Exercise details: Copy nothing but the text: repeat each entry exactly and drop the images.

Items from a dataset

▬▬▬

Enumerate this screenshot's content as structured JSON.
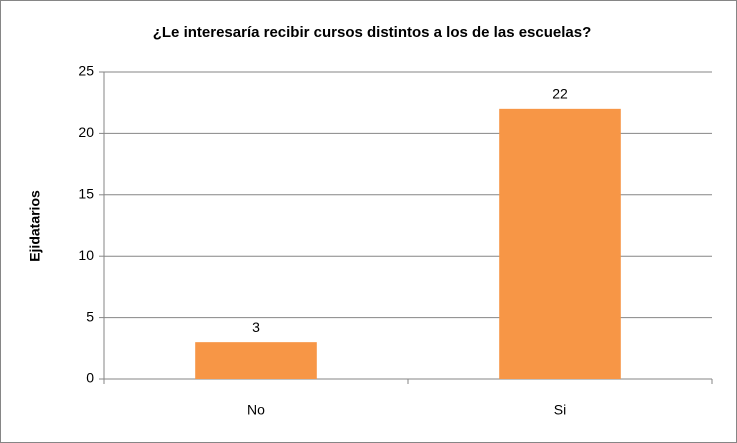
{
  "chart_data": {
    "type": "bar",
    "title": "¿Le interesaría recibir cursos distintos a los de las escuelas?",
    "y_label": "Ejidatarios",
    "categories": [
      "No",
      "Si"
    ],
    "values": [
      3,
      22
    ],
    "color": "#f79646",
    "ylim": [
      0,
      25
    ],
    "yticks": [
      0,
      5,
      10,
      15,
      20,
      25
    ],
    "grid": true
  }
}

▬▬▬

Output of the task:
Enumerate this screenshot's content as structured JSON.
{
  "chart_data": {
    "type": "bar",
    "title": "¿Le interesaría recibir cursos distintos a los de las escuelas?",
    "y_label": "Ejidatarios",
    "categories": [
      "No",
      "Si"
    ],
    "values": [
      3,
      22
    ],
    "color": "#f79646",
    "ylim": [
      0,
      25
    ],
    "yticks": [
      0,
      5,
      10,
      15,
      20,
      25
    ],
    "grid": true
  }
}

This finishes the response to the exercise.